■ Task instructions ■
Could every line of the data be printed exactly as it reads?

■ Input material ■
□ □ □ □
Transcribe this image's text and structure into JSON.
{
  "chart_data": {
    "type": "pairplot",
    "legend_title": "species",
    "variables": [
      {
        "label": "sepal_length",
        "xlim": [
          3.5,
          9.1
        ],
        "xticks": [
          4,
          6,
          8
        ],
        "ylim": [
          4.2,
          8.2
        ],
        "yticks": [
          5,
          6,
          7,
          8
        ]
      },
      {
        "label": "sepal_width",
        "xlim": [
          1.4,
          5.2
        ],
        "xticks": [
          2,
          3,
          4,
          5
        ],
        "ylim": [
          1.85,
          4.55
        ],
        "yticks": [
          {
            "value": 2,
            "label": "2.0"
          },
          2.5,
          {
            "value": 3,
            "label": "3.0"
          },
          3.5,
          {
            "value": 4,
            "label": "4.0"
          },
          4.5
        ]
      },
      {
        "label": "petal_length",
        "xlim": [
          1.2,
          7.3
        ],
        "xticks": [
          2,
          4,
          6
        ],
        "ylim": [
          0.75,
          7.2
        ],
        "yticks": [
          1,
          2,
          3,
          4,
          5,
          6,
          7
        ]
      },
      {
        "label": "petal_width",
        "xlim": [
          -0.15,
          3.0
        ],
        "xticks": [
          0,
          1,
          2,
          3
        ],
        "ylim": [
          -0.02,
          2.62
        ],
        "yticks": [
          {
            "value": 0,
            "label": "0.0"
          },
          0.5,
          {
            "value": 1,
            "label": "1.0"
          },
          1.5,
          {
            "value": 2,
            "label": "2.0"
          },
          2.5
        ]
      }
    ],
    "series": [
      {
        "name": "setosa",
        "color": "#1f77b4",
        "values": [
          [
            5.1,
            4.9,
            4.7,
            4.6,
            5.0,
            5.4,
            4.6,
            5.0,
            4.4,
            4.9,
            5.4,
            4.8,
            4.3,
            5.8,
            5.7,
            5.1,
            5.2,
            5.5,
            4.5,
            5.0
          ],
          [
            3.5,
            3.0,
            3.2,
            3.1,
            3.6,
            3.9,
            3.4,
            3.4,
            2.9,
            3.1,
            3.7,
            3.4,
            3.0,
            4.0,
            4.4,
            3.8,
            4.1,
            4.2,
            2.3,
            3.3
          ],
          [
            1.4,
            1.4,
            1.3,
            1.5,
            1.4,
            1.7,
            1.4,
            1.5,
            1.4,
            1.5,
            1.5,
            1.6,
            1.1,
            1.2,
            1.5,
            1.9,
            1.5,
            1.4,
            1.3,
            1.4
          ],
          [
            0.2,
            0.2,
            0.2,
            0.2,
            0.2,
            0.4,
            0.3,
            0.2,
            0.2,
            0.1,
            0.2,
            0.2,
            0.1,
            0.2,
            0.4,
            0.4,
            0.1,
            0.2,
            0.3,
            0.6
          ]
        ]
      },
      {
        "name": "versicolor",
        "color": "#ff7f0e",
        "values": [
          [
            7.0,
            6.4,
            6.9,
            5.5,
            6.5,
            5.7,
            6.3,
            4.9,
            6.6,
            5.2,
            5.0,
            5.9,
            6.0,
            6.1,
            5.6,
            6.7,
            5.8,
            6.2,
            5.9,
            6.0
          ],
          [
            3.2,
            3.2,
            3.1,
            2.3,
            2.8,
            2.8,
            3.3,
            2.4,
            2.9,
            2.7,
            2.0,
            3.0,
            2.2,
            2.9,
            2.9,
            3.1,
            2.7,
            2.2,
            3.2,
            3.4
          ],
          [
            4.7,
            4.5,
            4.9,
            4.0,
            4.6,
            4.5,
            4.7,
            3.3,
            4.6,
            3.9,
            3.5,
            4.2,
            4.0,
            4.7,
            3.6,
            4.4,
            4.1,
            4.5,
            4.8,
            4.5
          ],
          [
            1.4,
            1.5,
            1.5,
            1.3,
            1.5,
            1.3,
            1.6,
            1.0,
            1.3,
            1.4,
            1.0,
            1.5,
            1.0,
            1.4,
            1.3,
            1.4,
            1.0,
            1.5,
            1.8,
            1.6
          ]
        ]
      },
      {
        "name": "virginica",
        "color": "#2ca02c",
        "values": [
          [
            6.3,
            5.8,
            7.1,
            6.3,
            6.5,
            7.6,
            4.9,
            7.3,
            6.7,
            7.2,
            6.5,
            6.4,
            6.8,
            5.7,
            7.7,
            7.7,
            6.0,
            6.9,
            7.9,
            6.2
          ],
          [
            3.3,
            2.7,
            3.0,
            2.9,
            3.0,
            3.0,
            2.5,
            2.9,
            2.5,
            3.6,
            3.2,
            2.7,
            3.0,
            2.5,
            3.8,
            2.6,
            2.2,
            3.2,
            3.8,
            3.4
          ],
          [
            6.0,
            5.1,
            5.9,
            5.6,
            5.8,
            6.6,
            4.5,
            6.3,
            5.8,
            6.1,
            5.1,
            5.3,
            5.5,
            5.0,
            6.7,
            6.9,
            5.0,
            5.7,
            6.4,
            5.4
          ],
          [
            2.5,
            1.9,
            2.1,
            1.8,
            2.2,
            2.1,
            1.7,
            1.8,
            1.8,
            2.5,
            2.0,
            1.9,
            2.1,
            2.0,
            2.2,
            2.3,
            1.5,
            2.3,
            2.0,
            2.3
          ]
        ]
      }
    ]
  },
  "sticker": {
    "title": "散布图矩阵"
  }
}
□ □ □ □
■ Result of this task ■
Transcribe this image's text and structure into JSON.
{
  "chart_data": {
    "type": "pairplot",
    "legend_title": "species",
    "variables": [
      {
        "label": "sepal_length",
        "xlim": [
          3.5,
          9.1
        ],
        "xticks": [
          4,
          6,
          8
        ],
        "ylim": [
          4.2,
          8.2
        ],
        "yticks": [
          5,
          6,
          7,
          8
        ]
      },
      {
        "label": "sepal_width",
        "xlim": [
          1.4,
          5.2
        ],
        "xticks": [
          2,
          3,
          4,
          5
        ],
        "ylim": [
          1.85,
          4.55
        ],
        "yticks": [
          {
            "value": 2,
            "label": "2.0"
          },
          2.5,
          {
            "value": 3,
            "label": "3.0"
          },
          3.5,
          {
            "value": 4,
            "label": "4.0"
          },
          4.5
        ]
      },
      {
        "label": "petal_length",
        "xlim": [
          1.2,
          7.3
        ],
        "xticks": [
          2,
          4,
          6
        ],
        "ylim": [
          0.75,
          7.2
        ],
        "yticks": [
          1,
          2,
          3,
          4,
          5,
          6,
          7
        ]
      },
      {
        "label": "petal_width",
        "xlim": [
          -0.15,
          3.0
        ],
        "xticks": [
          0,
          1,
          2,
          3
        ],
        "ylim": [
          -0.02,
          2.62
        ],
        "yticks": [
          {
            "value": 0,
            "label": "0.0"
          },
          0.5,
          {
            "value": 1,
            "label": "1.0"
          },
          1.5,
          {
            "value": 2,
            "label": "2.0"
          },
          2.5
        ]
      }
    ],
    "series": [
      {
        "name": "setosa",
        "color": "#1f77b4",
        "values": [
          [
            5.1,
            4.9,
            4.7,
            4.6,
            5.0,
            5.4,
            4.6,
            5.0,
            4.4,
            4.9,
            5.4,
            4.8,
            4.3,
            5.8,
            5.7,
            5.1,
            5.2,
            5.5,
            4.5,
            5.0
          ],
          [
            3.5,
            3.0,
            3.2,
            3.1,
            3.6,
            3.9,
            3.4,
            3.4,
            2.9,
            3.1,
            3.7,
            3.4,
            3.0,
            4.0,
            4.4,
            3.8,
            4.1,
            4.2,
            2.3,
            3.3
          ],
          [
            1.4,
            1.4,
            1.3,
            1.5,
            1.4,
            1.7,
            1.4,
            1.5,
            1.4,
            1.5,
            1.5,
            1.6,
            1.1,
            1.2,
            1.5,
            1.9,
            1.5,
            1.4,
            1.3,
            1.4
          ],
          [
            0.2,
            0.2,
            0.2,
            0.2,
            0.2,
            0.4,
            0.3,
            0.2,
            0.2,
            0.1,
            0.2,
            0.2,
            0.1,
            0.2,
            0.4,
            0.4,
            0.1,
            0.2,
            0.3,
            0.6
          ]
        ]
      },
      {
        "name": "versicolor",
        "color": "#ff7f0e",
        "values": [
          [
            7.0,
            6.4,
            6.9,
            5.5,
            6.5,
            5.7,
            6.3,
            4.9,
            6.6,
            5.2,
            5.0,
            5.9,
            6.0,
            6.1,
            5.6,
            6.7,
            5.8,
            6.2,
            5.9,
            6.0
          ],
          [
            3.2,
            3.2,
            3.1,
            2.3,
            2.8,
            2.8,
            3.3,
            2.4,
            2.9,
            2.7,
            2.0,
            3.0,
            2.2,
            2.9,
            2.9,
            3.1,
            2.7,
            2.2,
            3.2,
            3.4
          ],
          [
            4.7,
            4.5,
            4.9,
            4.0,
            4.6,
            4.5,
            4.7,
            3.3,
            4.6,
            3.9,
            3.5,
            4.2,
            4.0,
            4.7,
            3.6,
            4.4,
            4.1,
            4.5,
            4.8,
            4.5
          ],
          [
            1.4,
            1.5,
            1.5,
            1.3,
            1.5,
            1.3,
            1.6,
            1.0,
            1.3,
            1.4,
            1.0,
            1.5,
            1.0,
            1.4,
            1.3,
            1.4,
            1.0,
            1.5,
            1.8,
            1.6
          ]
        ]
      },
      {
        "name": "virginica",
        "color": "#2ca02c",
        "values": [
          [
            6.3,
            5.8,
            7.1,
            6.3,
            6.5,
            7.6,
            4.9,
            7.3,
            6.7,
            7.2,
            6.5,
            6.4,
            6.8,
            5.7,
            7.7,
            7.7,
            6.0,
            6.9,
            7.9,
            6.2
          ],
          [
            3.3,
            2.7,
            3.0,
            2.9,
            3.0,
            3.0,
            2.5,
            2.9,
            2.5,
            3.6,
            3.2,
            2.7,
            3.0,
            2.5,
            3.8,
            2.6,
            2.2,
            3.2,
            3.8,
            3.4
          ],
          [
            6.0,
            5.1,
            5.9,
            5.6,
            5.8,
            6.6,
            4.5,
            6.3,
            5.8,
            6.1,
            5.1,
            5.3,
            5.5,
            5.0,
            6.7,
            6.9,
            5.0,
            5.7,
            6.4,
            5.4
          ],
          [
            2.5,
            1.9,
            2.1,
            1.8,
            2.2,
            2.1,
            1.7,
            1.8,
            1.8,
            2.5,
            2.0,
            1.9,
            2.1,
            2.0,
            2.2,
            2.3,
            1.5,
            2.3,
            2.0,
            2.3
          ]
        ]
      }
    ]
  },
  "sticker": {
    "title": "散布图矩阵"
  }
}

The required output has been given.